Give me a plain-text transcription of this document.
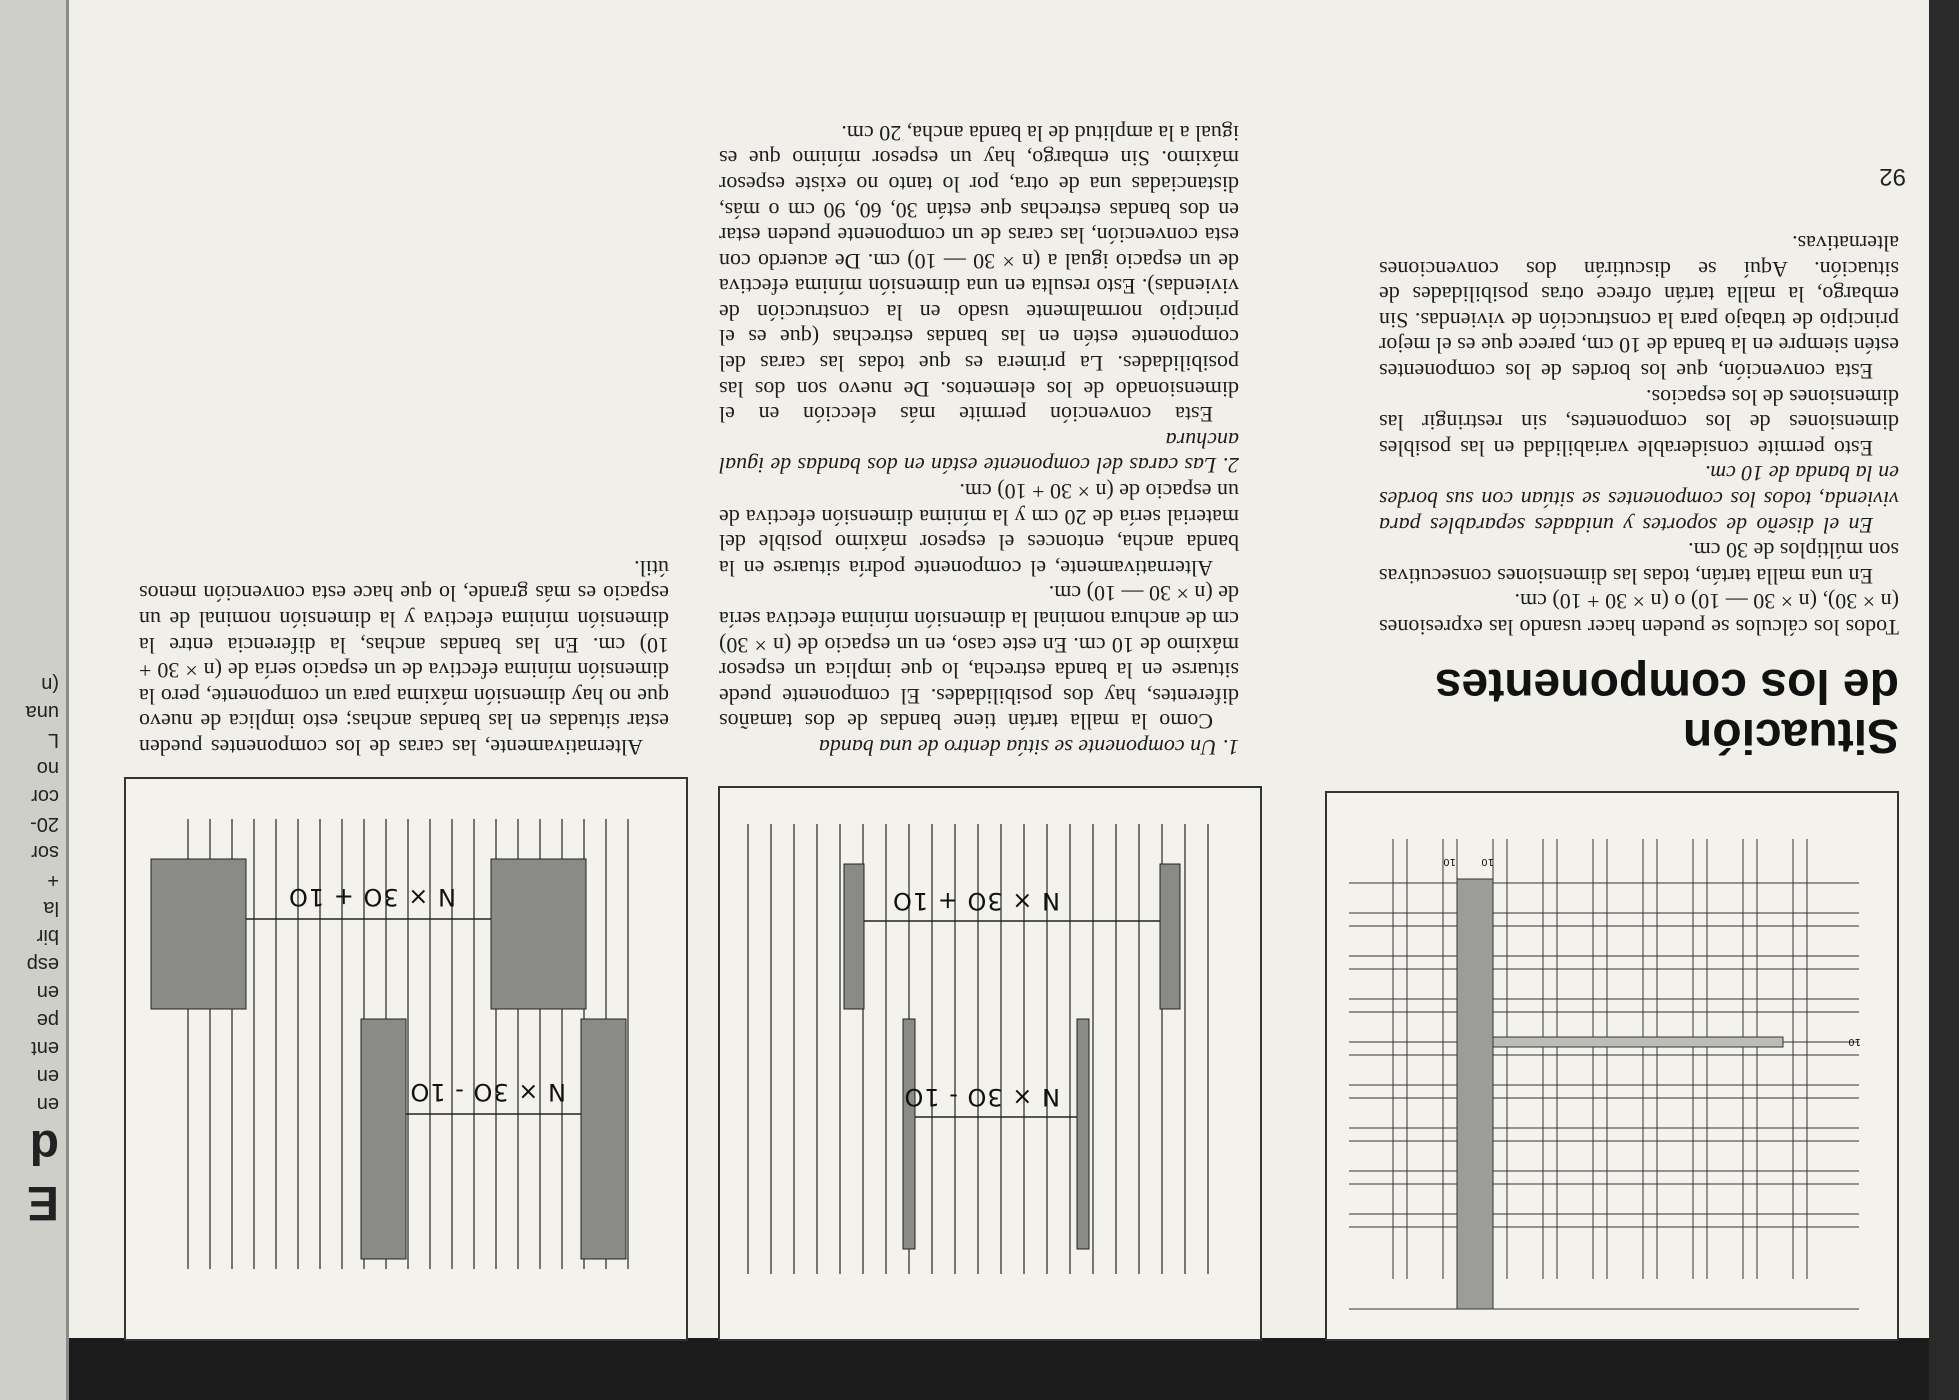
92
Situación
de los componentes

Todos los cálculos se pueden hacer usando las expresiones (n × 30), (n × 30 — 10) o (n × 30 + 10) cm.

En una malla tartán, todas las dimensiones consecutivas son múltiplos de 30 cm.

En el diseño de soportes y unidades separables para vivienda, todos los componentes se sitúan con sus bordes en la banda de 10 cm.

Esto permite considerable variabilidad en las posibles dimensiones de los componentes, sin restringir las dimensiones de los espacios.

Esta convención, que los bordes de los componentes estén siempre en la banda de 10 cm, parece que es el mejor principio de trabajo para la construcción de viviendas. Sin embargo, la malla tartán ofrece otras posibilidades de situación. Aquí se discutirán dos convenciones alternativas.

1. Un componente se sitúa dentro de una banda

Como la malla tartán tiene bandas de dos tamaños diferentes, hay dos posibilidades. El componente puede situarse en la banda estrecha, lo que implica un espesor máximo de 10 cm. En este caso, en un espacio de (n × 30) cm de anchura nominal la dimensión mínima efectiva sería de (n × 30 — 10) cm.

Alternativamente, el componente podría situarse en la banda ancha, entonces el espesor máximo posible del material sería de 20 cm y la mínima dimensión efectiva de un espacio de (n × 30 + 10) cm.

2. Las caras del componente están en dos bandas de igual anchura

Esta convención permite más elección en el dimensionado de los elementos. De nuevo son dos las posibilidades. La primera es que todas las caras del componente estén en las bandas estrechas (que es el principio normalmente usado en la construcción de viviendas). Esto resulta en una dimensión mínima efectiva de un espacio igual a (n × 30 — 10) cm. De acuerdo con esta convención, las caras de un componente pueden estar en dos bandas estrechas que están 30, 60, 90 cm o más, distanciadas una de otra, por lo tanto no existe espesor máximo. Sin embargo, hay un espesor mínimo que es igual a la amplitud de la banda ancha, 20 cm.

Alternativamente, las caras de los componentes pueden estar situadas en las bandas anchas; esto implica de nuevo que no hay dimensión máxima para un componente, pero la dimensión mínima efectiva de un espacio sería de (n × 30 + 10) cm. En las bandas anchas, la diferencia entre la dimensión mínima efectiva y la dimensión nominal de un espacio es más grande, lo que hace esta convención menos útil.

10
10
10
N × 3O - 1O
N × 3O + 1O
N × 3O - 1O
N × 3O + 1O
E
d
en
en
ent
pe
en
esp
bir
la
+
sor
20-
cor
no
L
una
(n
+ + + +
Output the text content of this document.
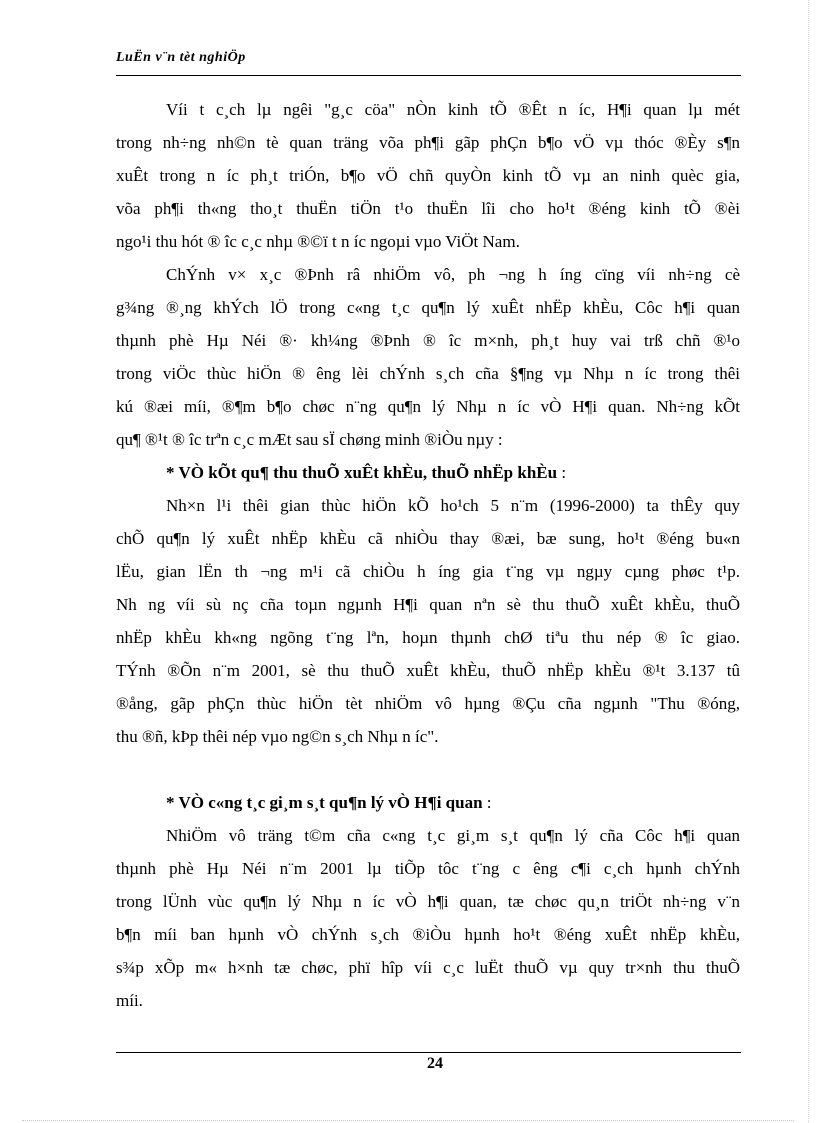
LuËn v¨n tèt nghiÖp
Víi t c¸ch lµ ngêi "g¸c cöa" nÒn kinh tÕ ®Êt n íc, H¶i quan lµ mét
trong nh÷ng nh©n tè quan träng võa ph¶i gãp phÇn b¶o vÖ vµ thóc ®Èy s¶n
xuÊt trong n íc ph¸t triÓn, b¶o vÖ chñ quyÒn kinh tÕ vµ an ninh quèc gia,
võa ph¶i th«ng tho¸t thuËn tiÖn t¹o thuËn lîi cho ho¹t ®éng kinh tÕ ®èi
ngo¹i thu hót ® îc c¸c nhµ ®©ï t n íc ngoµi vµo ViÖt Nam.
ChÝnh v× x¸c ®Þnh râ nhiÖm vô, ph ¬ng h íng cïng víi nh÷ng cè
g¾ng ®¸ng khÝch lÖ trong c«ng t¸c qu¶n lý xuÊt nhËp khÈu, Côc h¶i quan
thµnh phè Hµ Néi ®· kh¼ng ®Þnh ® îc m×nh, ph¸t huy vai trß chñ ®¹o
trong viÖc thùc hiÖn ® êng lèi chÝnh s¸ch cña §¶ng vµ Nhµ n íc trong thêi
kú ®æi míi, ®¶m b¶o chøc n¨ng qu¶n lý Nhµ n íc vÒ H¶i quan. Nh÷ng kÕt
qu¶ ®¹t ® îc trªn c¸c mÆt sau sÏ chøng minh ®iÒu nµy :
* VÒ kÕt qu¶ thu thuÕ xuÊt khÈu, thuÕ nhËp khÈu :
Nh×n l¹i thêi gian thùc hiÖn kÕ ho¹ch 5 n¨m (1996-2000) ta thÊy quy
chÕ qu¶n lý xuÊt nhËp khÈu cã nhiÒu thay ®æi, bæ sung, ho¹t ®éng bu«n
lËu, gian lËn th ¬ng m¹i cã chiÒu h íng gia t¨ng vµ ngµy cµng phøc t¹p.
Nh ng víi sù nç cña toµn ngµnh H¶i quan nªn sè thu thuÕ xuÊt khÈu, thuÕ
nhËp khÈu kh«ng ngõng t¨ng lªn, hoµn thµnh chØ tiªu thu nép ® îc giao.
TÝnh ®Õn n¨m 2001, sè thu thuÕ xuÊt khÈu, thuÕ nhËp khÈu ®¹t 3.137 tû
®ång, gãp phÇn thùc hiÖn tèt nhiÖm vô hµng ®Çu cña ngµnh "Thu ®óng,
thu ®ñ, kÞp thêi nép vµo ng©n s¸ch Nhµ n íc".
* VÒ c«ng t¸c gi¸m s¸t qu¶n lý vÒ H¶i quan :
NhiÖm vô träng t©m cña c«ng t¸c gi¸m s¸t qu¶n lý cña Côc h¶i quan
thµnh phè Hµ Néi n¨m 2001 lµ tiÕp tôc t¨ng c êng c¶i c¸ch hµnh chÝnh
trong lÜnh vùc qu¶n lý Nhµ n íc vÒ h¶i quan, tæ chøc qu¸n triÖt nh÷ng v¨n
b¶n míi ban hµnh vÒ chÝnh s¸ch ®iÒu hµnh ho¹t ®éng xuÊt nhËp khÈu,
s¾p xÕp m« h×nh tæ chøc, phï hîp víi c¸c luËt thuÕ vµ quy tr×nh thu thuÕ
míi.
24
+ + + +
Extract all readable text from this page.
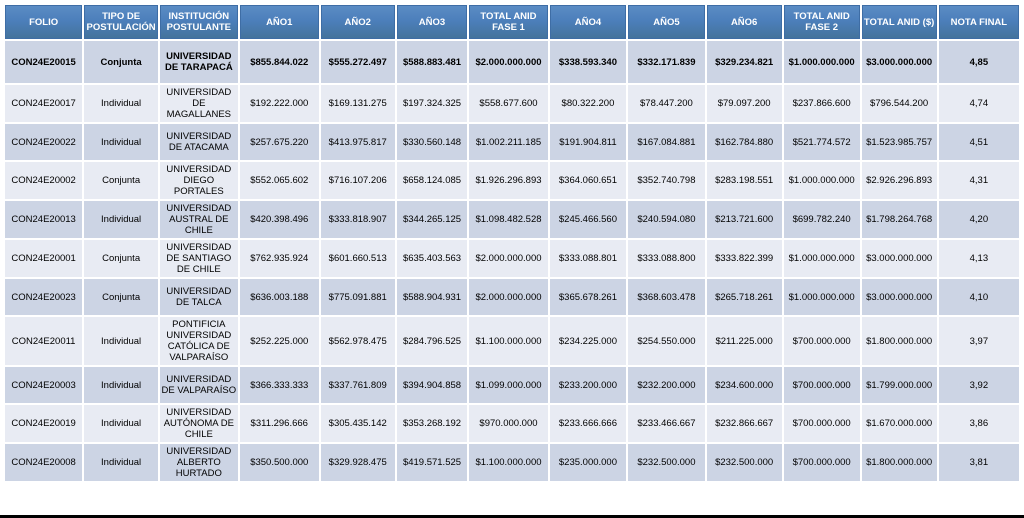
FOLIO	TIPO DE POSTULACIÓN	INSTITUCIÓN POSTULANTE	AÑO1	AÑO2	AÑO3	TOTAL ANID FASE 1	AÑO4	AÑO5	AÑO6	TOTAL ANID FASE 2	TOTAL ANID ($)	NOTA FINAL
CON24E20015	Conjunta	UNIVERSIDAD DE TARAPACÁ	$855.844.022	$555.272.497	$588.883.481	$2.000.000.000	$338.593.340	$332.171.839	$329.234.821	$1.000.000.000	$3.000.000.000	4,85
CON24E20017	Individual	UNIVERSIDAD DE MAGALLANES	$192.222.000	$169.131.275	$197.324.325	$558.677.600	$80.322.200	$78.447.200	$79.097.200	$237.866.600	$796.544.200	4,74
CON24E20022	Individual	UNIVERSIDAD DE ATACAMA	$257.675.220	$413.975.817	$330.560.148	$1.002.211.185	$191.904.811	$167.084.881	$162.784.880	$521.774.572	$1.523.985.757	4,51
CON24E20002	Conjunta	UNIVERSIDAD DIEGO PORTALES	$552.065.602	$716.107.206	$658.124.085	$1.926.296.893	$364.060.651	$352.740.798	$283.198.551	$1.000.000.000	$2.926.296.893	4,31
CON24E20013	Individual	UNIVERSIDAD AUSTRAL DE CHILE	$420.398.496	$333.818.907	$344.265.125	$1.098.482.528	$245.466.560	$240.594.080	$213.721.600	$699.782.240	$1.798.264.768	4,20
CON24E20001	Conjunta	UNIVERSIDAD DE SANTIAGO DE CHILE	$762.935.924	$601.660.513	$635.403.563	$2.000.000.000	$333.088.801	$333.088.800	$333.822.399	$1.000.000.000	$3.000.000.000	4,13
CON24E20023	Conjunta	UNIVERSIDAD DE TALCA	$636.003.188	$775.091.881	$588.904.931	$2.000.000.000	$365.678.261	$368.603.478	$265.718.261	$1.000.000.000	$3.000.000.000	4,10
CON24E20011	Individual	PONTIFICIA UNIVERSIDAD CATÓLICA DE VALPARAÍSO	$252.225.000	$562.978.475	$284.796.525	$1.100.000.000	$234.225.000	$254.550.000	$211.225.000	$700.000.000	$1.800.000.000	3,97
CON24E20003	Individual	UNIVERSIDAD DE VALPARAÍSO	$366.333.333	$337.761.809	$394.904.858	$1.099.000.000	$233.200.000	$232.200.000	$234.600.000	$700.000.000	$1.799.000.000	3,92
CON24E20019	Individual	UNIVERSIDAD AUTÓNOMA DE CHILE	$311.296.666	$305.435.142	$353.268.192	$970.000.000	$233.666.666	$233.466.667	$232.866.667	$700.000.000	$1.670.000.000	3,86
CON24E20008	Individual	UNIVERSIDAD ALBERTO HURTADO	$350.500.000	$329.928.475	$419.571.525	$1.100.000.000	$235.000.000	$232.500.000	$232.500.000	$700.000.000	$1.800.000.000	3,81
+ + + +
DIRECTIVE
Each line that has the word "sería" should be copied.

RESPONSE
Como la malla tartán tiene bandas de dos tamaños diferentes, hay dos posibilidades. El componente puede situarse en la banda estrecha, lo que implica un espesor máximo de 10 cm. En este caso, en un espacio de (n × 30) cm de anchura nominal la dimensión mínima efectiva sería de (n × 30 — 10) cm.
Alternativamente, el componente podría situarse en la banda ancha, entonces el espesor máximo posible del material sería de 20 cm y la mínima dimensión efectiva de un espacio de (n × 30 + 10) cm.
Alternativamente, las caras de los componentes pueden estar situadas en las bandas anchas; esto implica de nuevo que no hay dimensión máxima para un componente, pero la dimensión mínima efectiva de un espacio sería de (n × 30 + 10) cm. En las bandas anchas, la diferencia entre la dimensión mínima efectiva y la dimensión nominal de un espacio es más grande, lo que hace esta convención menos útil.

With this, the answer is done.